> [TASK REQUIREMENTS] Can you turn every row below into a JSON list of strings, with one string for each line and no blank lines? Leave the pictures out of the list.
---
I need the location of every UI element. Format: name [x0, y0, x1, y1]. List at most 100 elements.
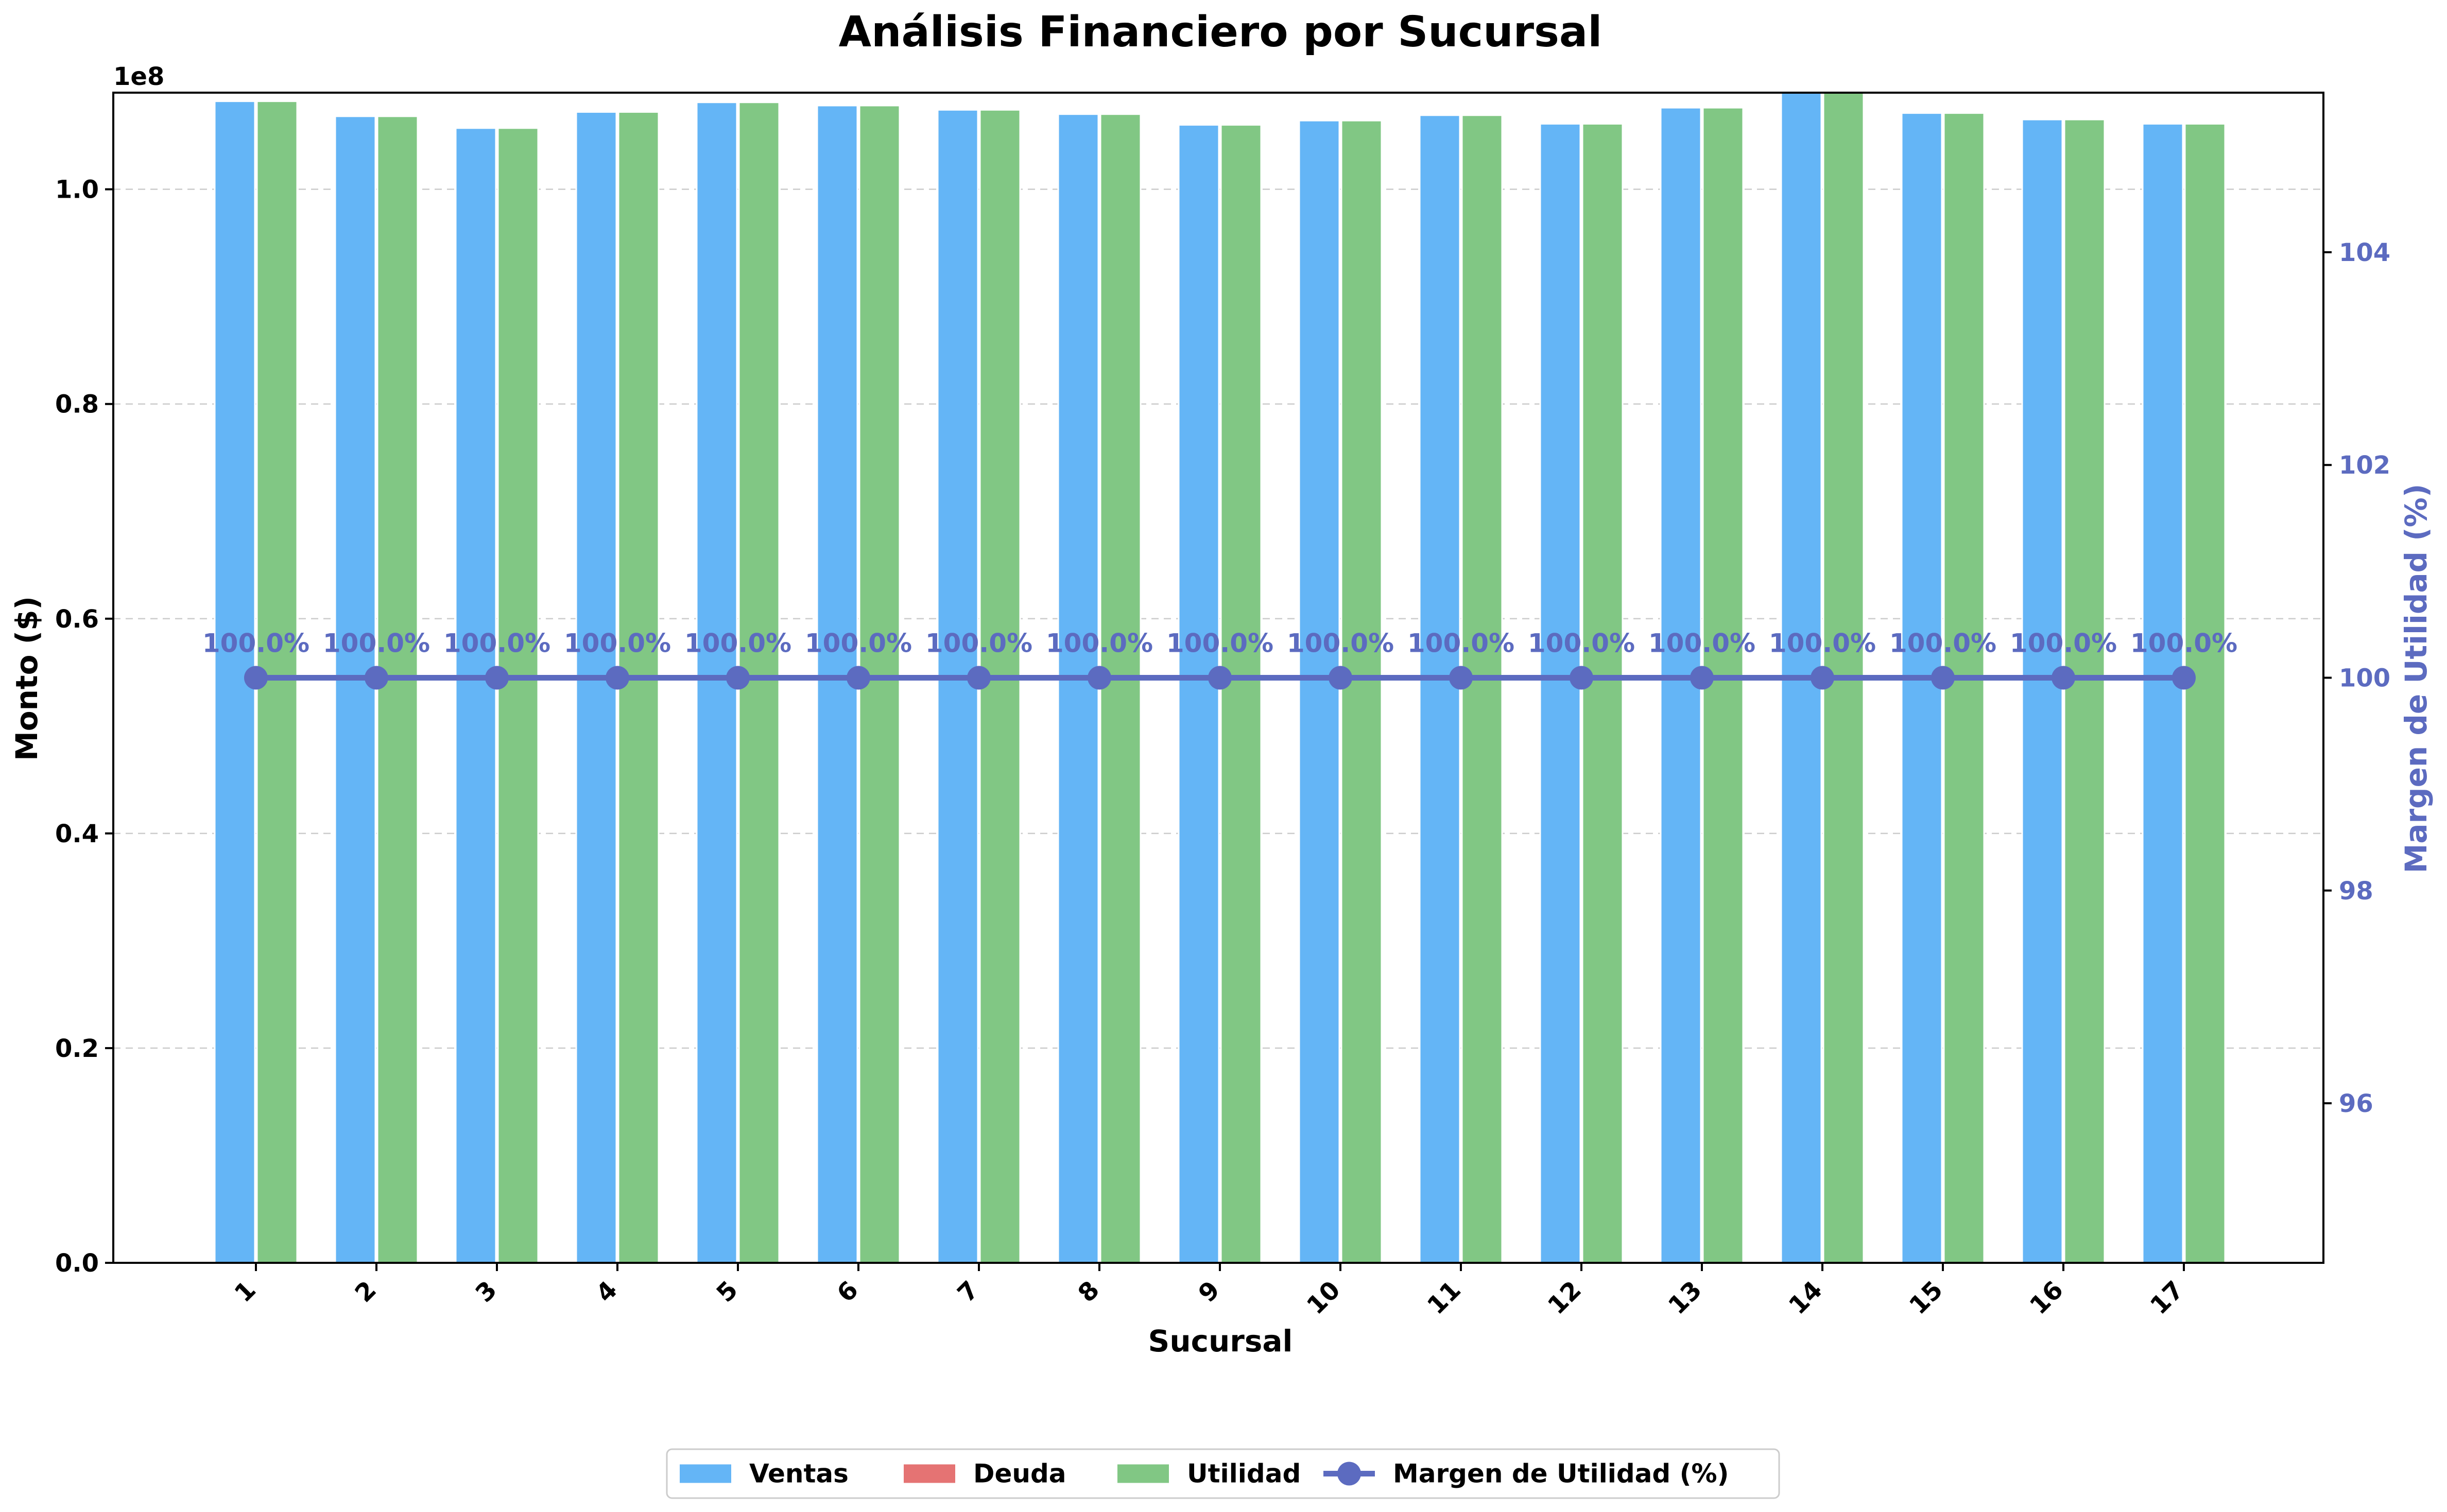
margin-data-label: 100.0% [684, 629, 791, 658]
margin-point [847, 666, 870, 690]
legend: Ventas Deuda Utilidad Margen de Utilidad (%… [666, 1448, 1780, 1499]
x-tick-label: 9 [1193, 1276, 1226, 1308]
y2-tick-label: 102 [2339, 451, 2390, 480]
legend-label-ventas: Ventas [749, 1459, 849, 1489]
x-tick-label: 4 [591, 1276, 623, 1308]
margin-point [1811, 666, 1834, 690]
margin-data-label: 100.0% [1889, 629, 1996, 658]
margin-point [1208, 666, 1232, 690]
x-axis-label: Sucursal [1148, 1324, 1293, 1359]
margin-point [726, 666, 750, 690]
bar-utilidad [1581, 123, 1624, 1264]
legend-swatch-deuda [904, 1464, 955, 1483]
y-axis-label: Monto ($) [9, 596, 44, 761]
bar-ventas [455, 127, 497, 1264]
legend-box [666, 1448, 1780, 1499]
x-tick-label: 5 [711, 1276, 744, 1308]
bar-utilidad [1099, 113, 1142, 1264]
x-tick-label: 3 [470, 1276, 503, 1308]
margin-data-label: 100.0% [564, 629, 671, 658]
margin-data-label: 100.0% [1046, 629, 1153, 658]
x-tick-label: 15 [1904, 1276, 1949, 1320]
bar-utilidad [617, 111, 660, 1264]
bar-ventas [575, 111, 617, 1264]
y2-tick-label: 98 [2339, 877, 2373, 906]
bar-ventas [1298, 119, 1340, 1264]
margin-data-label: 100.0% [202, 629, 309, 658]
margin-point [1931, 666, 1955, 690]
x-tick-label: 10 [1301, 1276, 1346, 1320]
legend-swatch-utilidad [1117, 1464, 1169, 1483]
x-tick-label: 14 [1783, 1276, 1828, 1320]
bar-utilidad [2063, 118, 2106, 1264]
margin-data-label: 100.0% [1769, 629, 1876, 658]
bar-utilidad [497, 127, 539, 1264]
bar-utilidad [1220, 124, 1262, 1264]
margin-data-label: 100.0% [1648, 629, 1755, 658]
x-tick-label: 2 [350, 1276, 382, 1308]
bar-utilidad [858, 105, 901, 1264]
margin-point [1329, 666, 1352, 690]
margin-point [2052, 666, 2075, 690]
bar-ventas [1901, 112, 1943, 1264]
y-tick-label: 0.2 [55, 1034, 99, 1063]
margin-data-label: 100.0% [1166, 629, 1273, 658]
x-tick-label: 13 [1663, 1276, 1708, 1320]
x-tick-label: 16 [2024, 1276, 2069, 1320]
bar-ventas [1057, 113, 1099, 1264]
bar-ventas [334, 115, 376, 1264]
y2-tick-label: 104 [2339, 238, 2390, 267]
margin-data-label: 100.0% [805, 629, 912, 658]
y2-tick-label: 96 [2339, 1089, 2373, 1118]
y-offset-label: 1e8 [113, 62, 164, 91]
margin-point [485, 666, 509, 690]
y-tick-label: 1.0 [55, 176, 99, 204]
y-tick-label: 0.6 [55, 605, 99, 634]
margin-point [365, 666, 388, 690]
legend-label-deuda: Deuda [973, 1459, 1066, 1489]
chart-title: Análisis Financiero por Sucursal [839, 8, 1602, 57]
line-layer: 100.0% 100.0% 100.0% 100.0% 100.0% 100.0% 100.… [202, 629, 2237, 690]
x-tick-label: 1 [229, 1276, 262, 1308]
bar-ventas [2142, 123, 2184, 1264]
x-tick-label: 17 [2145, 1276, 2190, 1320]
margin-point [2172, 666, 2196, 690]
y-tick-label: 0.8 [55, 390, 99, 419]
x-tick-label: 8 [1073, 1276, 1105, 1308]
margin-data-label: 100.0% [1287, 629, 1394, 658]
bar-utilidad [1943, 112, 1985, 1264]
legend-label-utilidad: Utilidad [1187, 1459, 1301, 1489]
margin-data-label: 100.0% [2130, 629, 2237, 658]
x-tick-label: 11 [1422, 1276, 1467, 1320]
x-tick-label: 12 [1542, 1276, 1587, 1320]
margin-point [1088, 666, 1111, 690]
margin-point [1570, 666, 1593, 690]
margin-point [606, 666, 629, 690]
margin-point [967, 666, 991, 690]
bar-ventas [1419, 114, 1461, 1264]
margin-point [1690, 666, 1714, 690]
y2-axis-label: Margen de Utilidad (%) [2399, 484, 2434, 874]
y-tick-label: 0.0 [55, 1249, 99, 1278]
bar-ventas [1178, 124, 1220, 1264]
bar-ventas [2021, 118, 2063, 1264]
margin-point [1449, 666, 1473, 690]
margin-point [244, 666, 268, 690]
legend-marker-margen-de-utilidad [1337, 1462, 1361, 1486]
bar-utilidad [1461, 114, 1503, 1264]
x-tick-label: 6 [832, 1276, 864, 1308]
bar-utilidad [2184, 123, 2226, 1264]
bar-utilidad [1340, 119, 1383, 1264]
margin-data-label: 100.0% [1528, 629, 1635, 658]
margin-data-label: 100.0% [2010, 629, 2117, 658]
margin-data-label: 100.0% [1407, 629, 1514, 658]
margin-data-label: 100.0% [925, 629, 1032, 658]
bar-utilidad [376, 115, 419, 1264]
margin-data-label: 100.0% [443, 629, 550, 658]
x-tick-label: 7 [952, 1276, 985, 1308]
y-tick-label: 0.4 [55, 820, 99, 848]
legend-swatch-ventas [680, 1464, 731, 1483]
legend-label-margen-de-utilidad: Margen de Utilidad (%) [1393, 1459, 1729, 1489]
y2-tick-label: 100 [2339, 664, 2390, 693]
---
> [REPLY]
[
  "I need the location of every UI element. Format: name [x0, y0, x1, y1]. List at most 100 elements.",
  "margin-data-label: 100.0% [684, 629, 791, 658]",
  "margin-point [847, 666, 870, 690]",
  "legend: Ventas Deuda Utilidad Margen de Utilidad (%… [666, 1448, 1780, 1499]",
  "x-tick-label: 9 [1193, 1276, 1226, 1308]",
  "y2-tick-label: 102 [2339, 451, 2390, 480]",
  "legend-label-ventas: Ventas [749, 1459, 849, 1489]",
  "x-tick-label: 4 [591, 1276, 623, 1308]",
  "margin-point [1811, 666, 1834, 690]",
  "margin-data-label: 100.0% [1889, 629, 1996, 658]",
  "margin-point [1208, 666, 1232, 690]",
  "x-axis-label: Sucursal [1148, 1324, 1293, 1359]",
  "margin-point [726, 666, 750, 690]",
  "bar-utilidad [1581, 123, 1624, 1264]",
  "legend-swatch-deuda [904, 1464, 955, 1483]",
  "y-axis-label: Monto ($) [9, 596, 44, 761]",
  "bar-ventas [455, 127, 497, 1264]",
  "legend-box [666, 1448, 1780, 1499]",
  "x-tick-label: 5 [711, 1276, 744, 1308]",
  "bar-utilidad [1099, 113, 1142, 1264]",
  "x-tick-label: 3 [470, 1276, 503, 1308]",
  "margin-data-label: 100.0% [564, 629, 671, 658]",
  "margin-data-label: 100.0% [1046, 629, 1153, 658]",
  "x-tick-label: 15 [1904, 1276, 1949, 1320]",
  "bar-utilidad [617, 111, 660, 1264]",
  "bar-ventas [575, 111, 617, 1264]",
  "y2-tick-label: 98 [2339, 877, 2373, 906]",
  "bar-ventas [1298, 119, 1340, 1264]",
  "margin-data-label: 100.0% [202, 629, 309, 658]",
  "margin-point [1931, 666, 1955, 690]",
  "x-tick-label: 10 [1301, 1276, 1346, 1320]",
  "legend-swatch-utilidad [1117, 1464, 1169, 1483]",
  "x-tick-label: 14 [1783, 1276, 1828, 1320]",
  "bar-utilidad [2063, 118, 2106, 1264]",
  "margin-data-label: 100.0% [1769, 629, 1876, 658]",
  "bar-utilidad [497, 127, 539, 1264]",
  "bar-utilidad [1220, 124, 1262, 1264]",
  "margin-data-label: 100.0% [1648, 629, 1755, 658]",
  "x-tick-label: 2 [350, 1276, 382, 1308]",
  "bar-utilidad [858, 105, 901, 1264]",
  "margin-point [1329, 666, 1352, 690]",
  "margin-point [2052, 666, 2075, 690]",
  "bar-ventas [1901, 112, 1943, 1264]",
  "y-tick-label: 0.2 [55, 1034, 99, 1063]",
  "margin-data-label: 100.0% [1166, 629, 1273, 658]",
  "x-tick-label: 13 [1663, 1276, 1708, 1320]",
  "x-tick-label: 16 [2024, 1276, 2069, 1320]",
  "bar-ventas [1057, 113, 1099, 1264]",
  "bar-ventas [334, 115, 376, 1264]",
  "y2-tick-label: 104 [2339, 238, 2390, 267]",
  "margin-data-label: 100.0% [805, 629, 912, 658]",
  "y2-tick-label: 96 [2339, 1089, 2373, 1118]",
  "y-offset-label: 1e8 [113, 62, 164, 91]",
  "margin-point [485, 666, 509, 690]",
  "y-tick-label: 1.0 [55, 176, 99, 204]",
  "y-tick-label: 0.6 [55, 605, 99, 634]",
  "margin-point [365, 666, 388, 690]",
  "legend-label-deuda: Deuda [973, 1459, 1066, 1489]",
  "chart-title: Análisis Financiero por Sucursal [839, 8, 1602, 57]",
  "line-layer: 100.0% 100.0% 100.0% 100.0% 100.0% 100.0% 100.… [202, 629, 2237, 690]",
  "x-tick-label: 1 [229, 1276, 262, 1308]",
  "bar-ventas [2142, 123, 2184, 1264]",
  "x-tick-label: 17 [2145, 1276, 2190, 1320]",
  "margin-point [2172, 666, 2196, 690]",
  "y-tick-label: 0.8 [55, 390, 99, 419]",
  "x-tick-label: 8 [1073, 1276, 1105, 1308]",
  "margin-data-label: 100.0% [1287, 629, 1394, 658]",
  "bar-utilidad [1943, 112, 1985, 1264]",
  "legend-label-utilidad: Utilidad [1187, 1459, 1301, 1489]",
  "margin-data-label: 100.0% [2130, 629, 2237, 658]",
  "x-tick-label: 11 [1422, 1276, 1467, 1320]",
  "x-tick-label: 12 [1542, 1276, 1587, 1320]",
  "margin-point [1088, 666, 1111, 690]",
  "margin-point [1570, 666, 1593, 690]",
  "margin-point [606, 666, 629, 690]",
  "margin-point [967, 666, 991, 690]",
  "bar-ventas [1419, 114, 1461, 1264]",
  "margin-point [1690, 666, 1714, 690]",
  "y2-axis-label: Margen de Utilidad (%) [2399, 484, 2434, 874]",
  "y-tick-label: 0.0 [55, 1249, 99, 1278]",
  "bar-ventas [1178, 124, 1220, 1264]",
  "bar-ventas [2021, 118, 2063, 1264]",
  "margin-point [1449, 666, 1473, 690]",
  "margin-point [244, 666, 268, 690]",
  "legend-marker-margen-de-utilidad [1337, 1462, 1361, 1486]",
  "bar-utilidad [1461, 114, 1503, 1264]",
  "x-tick-label: 6 [832, 1276, 864, 1308]",
  "bar-utilidad [2184, 123, 2226, 1264]",
  "bar-utilidad [1340, 119, 1383, 1264]",
  "margin-data-label: 100.0% [1528, 629, 1635, 658]",
  "margin-data-label: 100.0% [2010, 629, 2117, 658]",
  "margin-data-label: 100.0% [1407, 629, 1514, 658]",
  "margin-data-label: 100.0% [925, 629, 1032, 658]",
  "bar-utilidad [376, 115, 419, 1264]",
  "margin-data-label: 100.0% [443, 629, 550, 658]",
  "x-tick-label: 7 [952, 1276, 985, 1308]",
  "y-tick-label: 0.4 [55, 820, 99, 848]",
  "legend-swatch-ventas [680, 1464, 731, 1483]",
  "legend-label-margen-de-utilidad: Margen de Utilidad (%) [1393, 1459, 1729, 1489]",
  "y2-tick-label: 100 [2339, 664, 2390, 693]"
]